Data tied to figure images
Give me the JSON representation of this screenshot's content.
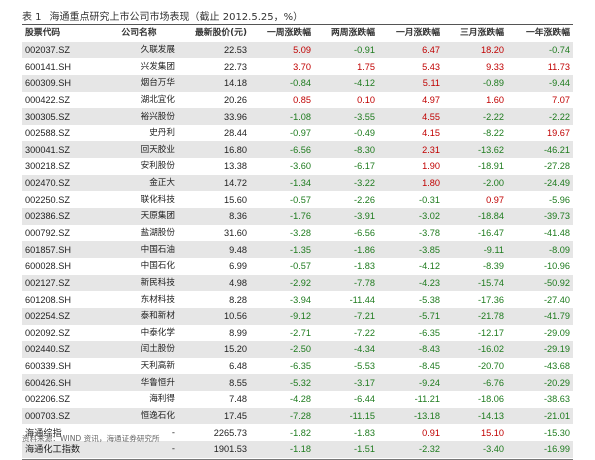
{
  "title": {
    "num": "表 1",
    "text": "海通重点研究上市公司市场表现（截止 2012.5.25，%）"
  },
  "headers": [
    "股票代码",
    "公司名称",
    "最新股价(元)",
    "一周涨跌幅",
    "两周涨跌幅",
    "一月涨跌幅",
    "三月涨跌幅",
    "一年涨跌幅"
  ],
  "rows": [
    [
      "002037.SZ",
      "久联发展",
      "22.53",
      "5.09",
      "-0.91",
      "6.47",
      "18.20",
      "-0.74"
    ],
    [
      "600141.SH",
      "兴发集团",
      "22.73",
      "3.70",
      "1.75",
      "5.43",
      "9.33",
      "11.73"
    ],
    [
      "600309.SH",
      "烟台万华",
      "14.18",
      "-0.84",
      "-4.12",
      "5.11",
      "-0.89",
      "-9.44"
    ],
    [
      "000422.SZ",
      "湖北宜化",
      "20.26",
      "0.85",
      "0.10",
      "4.97",
      "1.60",
      "7.07"
    ],
    [
      "300305.SZ",
      "裕兴股份",
      "33.96",
      "-1.08",
      "-3.55",
      "4.55",
      "-2.22",
      "-2.22"
    ],
    [
      "002588.SZ",
      "史丹利",
      "28.44",
      "-0.97",
      "-0.49",
      "4.15",
      "-8.22",
      "19.67"
    ],
    [
      "300041.SZ",
      "回天胶业",
      "16.80",
      "-6.56",
      "-8.30",
      "2.31",
      "-13.62",
      "-46.21"
    ],
    [
      "300218.SZ",
      "安利股份",
      "13.38",
      "-3.60",
      "-6.17",
      "1.90",
      "-18.91",
      "-27.28"
    ],
    [
      "002470.SZ",
      "金正大",
      "14.72",
      "-1.34",
      "-3.22",
      "1.80",
      "-2.00",
      "-24.49"
    ],
    [
      "002250.SZ",
      "联化科技",
      "15.60",
      "-0.57",
      "-2.26",
      "-0.31",
      "0.97",
      "-5.96"
    ],
    [
      "002386.SZ",
      "天原集团",
      "8.36",
      "-1.76",
      "-3.91",
      "-3.02",
      "-18.84",
      "-39.73"
    ],
    [
      "000792.SZ",
      "盐湖股份",
      "31.60",
      "-3.28",
      "-6.56",
      "-3.78",
      "-16.47",
      "-41.48"
    ],
    [
      "601857.SH",
      "中国石油",
      "9.48",
      "-1.35",
      "-1.86",
      "-3.85",
      "-9.11",
      "-8.09"
    ],
    [
      "600028.SH",
      "中国石化",
      "6.99",
      "-0.57",
      "-1.83",
      "-4.12",
      "-8.39",
      "-10.96"
    ],
    [
      "002127.SZ",
      "新民科技",
      "4.98",
      "-2.92",
      "-7.78",
      "-4.23",
      "-15.74",
      "-50.92"
    ],
    [
      "601208.SH",
      "东材科技",
      "8.28",
      "-3.94",
      "-11.44",
      "-5.38",
      "-17.36",
      "-27.40"
    ],
    [
      "002254.SZ",
      "泰和新材",
      "10.56",
      "-9.12",
      "-7.21",
      "-5.71",
      "-21.78",
      "-41.79"
    ],
    [
      "002092.SZ",
      "中泰化学",
      "8.99",
      "-2.71",
      "-7.22",
      "-6.35",
      "-12.17",
      "-29.09"
    ],
    [
      "002440.SZ",
      "闰土股份",
      "15.20",
      "-2.50",
      "-4.34",
      "-8.43",
      "-16.02",
      "-29.19"
    ],
    [
      "600339.SH",
      "天利高新",
      "6.48",
      "-6.35",
      "-5.53",
      "-8.45",
      "-20.70",
      "-43.68"
    ],
    [
      "600426.SH",
      "华鲁恒升",
      "8.55",
      "-5.32",
      "-3.17",
      "-9.24",
      "-6.76",
      "-20.29"
    ],
    [
      "002206.SZ",
      "海利得",
      "7.48",
      "-4.28",
      "-6.44",
      "-11.21",
      "-18.06",
      "-38.63"
    ],
    [
      "000703.SZ",
      "恒逸石化",
      "17.45",
      "-7.28",
      "-11.15",
      "-13.18",
      "-14.13",
      "-21.01"
    ],
    [
      "海通综指",
      "-",
      "2265.73",
      "-1.82",
      "-1.83",
      "0.91",
      "15.10",
      "-15.30"
    ],
    [
      "海通化工指数",
      "-",
      "1901.53",
      "-1.18",
      "-1.51",
      "-2.32",
      "-3.40",
      "-16.99"
    ]
  ],
  "colors": {
    "up": "#c00000",
    "down": "#1e7b1e",
    "stripe": "#e6e6e6"
  },
  "source": "资料来源：WIND 资讯，海通证券研究所"
}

### To be done
Write out all the entries again, word for word, and print no images.

### Solution to this task
Give me the JSON representation of this screenshot's content.
{
  "title": {
    "num": "表 1",
    "text": "海通重点研究上市公司市场表现（截止 2012.5.25，%）"
  },
  "headers": [
    "股票代码",
    "公司名称",
    "最新股价(元)",
    "一周涨跌幅",
    "两周涨跌幅",
    "一月涨跌幅",
    "三月涨跌幅",
    "一年涨跌幅"
  ],
  "rows": [
    [
      "002037.SZ",
      "久联发展",
      "22.53",
      "5.09",
      "-0.91",
      "6.47",
      "18.20",
      "-0.74"
    ],
    [
      "600141.SH",
      "兴发集团",
      "22.73",
      "3.70",
      "1.75",
      "5.43",
      "9.33",
      "11.73"
    ],
    [
      "600309.SH",
      "烟台万华",
      "14.18",
      "-0.84",
      "-4.12",
      "5.11",
      "-0.89",
      "-9.44"
    ],
    [
      "000422.SZ",
      "湖北宜化",
      "20.26",
      "0.85",
      "0.10",
      "4.97",
      "1.60",
      "7.07"
    ],
    [
      "300305.SZ",
      "裕兴股份",
      "33.96",
      "-1.08",
      "-3.55",
      "4.55",
      "-2.22",
      "-2.22"
    ],
    [
      "002588.SZ",
      "史丹利",
      "28.44",
      "-0.97",
      "-0.49",
      "4.15",
      "-8.22",
      "19.67"
    ],
    [
      "300041.SZ",
      "回天胶业",
      "16.80",
      "-6.56",
      "-8.30",
      "2.31",
      "-13.62",
      "-46.21"
    ],
    [
      "300218.SZ",
      "安利股份",
      "13.38",
      "-3.60",
      "-6.17",
      "1.90",
      "-18.91",
      "-27.28"
    ],
    [
      "002470.SZ",
      "金正大",
      "14.72",
      "-1.34",
      "-3.22",
      "1.80",
      "-2.00",
      "-24.49"
    ],
    [
      "002250.SZ",
      "联化科技",
      "15.60",
      "-0.57",
      "-2.26",
      "-0.31",
      "0.97",
      "-5.96"
    ],
    [
      "002386.SZ",
      "天原集团",
      "8.36",
      "-1.76",
      "-3.91",
      "-3.02",
      "-18.84",
      "-39.73"
    ],
    [
      "000792.SZ",
      "盐湖股份",
      "31.60",
      "-3.28",
      "-6.56",
      "-3.78",
      "-16.47",
      "-41.48"
    ],
    [
      "601857.SH",
      "中国石油",
      "9.48",
      "-1.35",
      "-1.86",
      "-3.85",
      "-9.11",
      "-8.09"
    ],
    [
      "600028.SH",
      "中国石化",
      "6.99",
      "-0.57",
      "-1.83",
      "-4.12",
      "-8.39",
      "-10.96"
    ],
    [
      "002127.SZ",
      "新民科技",
      "4.98",
      "-2.92",
      "-7.78",
      "-4.23",
      "-15.74",
      "-50.92"
    ],
    [
      "601208.SH",
      "东材科技",
      "8.28",
      "-3.94",
      "-11.44",
      "-5.38",
      "-17.36",
      "-27.40"
    ],
    [
      "002254.SZ",
      "泰和新材",
      "10.56",
      "-9.12",
      "-7.21",
      "-5.71",
      "-21.78",
      "-41.79"
    ],
    [
      "002092.SZ",
      "中泰化学",
      "8.99",
      "-2.71",
      "-7.22",
      "-6.35",
      "-12.17",
      "-29.09"
    ],
    [
      "002440.SZ",
      "闰土股份",
      "15.20",
      "-2.50",
      "-4.34",
      "-8.43",
      "-16.02",
      "-29.19"
    ],
    [
      "600339.SH",
      "天利高新",
      "6.48",
      "-6.35",
      "-5.53",
      "-8.45",
      "-20.70",
      "-43.68"
    ],
    [
      "600426.SH",
      "华鲁恒升",
      "8.55",
      "-5.32",
      "-3.17",
      "-9.24",
      "-6.76",
      "-20.29"
    ],
    [
      "002206.SZ",
      "海利得",
      "7.48",
      "-4.28",
      "-6.44",
      "-11.21",
      "-18.06",
      "-38.63"
    ],
    [
      "000703.SZ",
      "恒逸石化",
      "17.45",
      "-7.28",
      "-11.15",
      "-13.18",
      "-14.13",
      "-21.01"
    ],
    [
      "海通综指",
      "-",
      "2265.73",
      "-1.82",
      "-1.83",
      "0.91",
      "15.10",
      "-15.30"
    ],
    [
      "海通化工指数",
      "-",
      "1901.53",
      "-1.18",
      "-1.51",
      "-2.32",
      "-3.40",
      "-16.99"
    ]
  ],
  "colors": {
    "up": "#c00000",
    "down": "#1e7b1e",
    "stripe": "#e6e6e6"
  },
  "source": "资料来源：WIND 资讯，海通证券研究所"
}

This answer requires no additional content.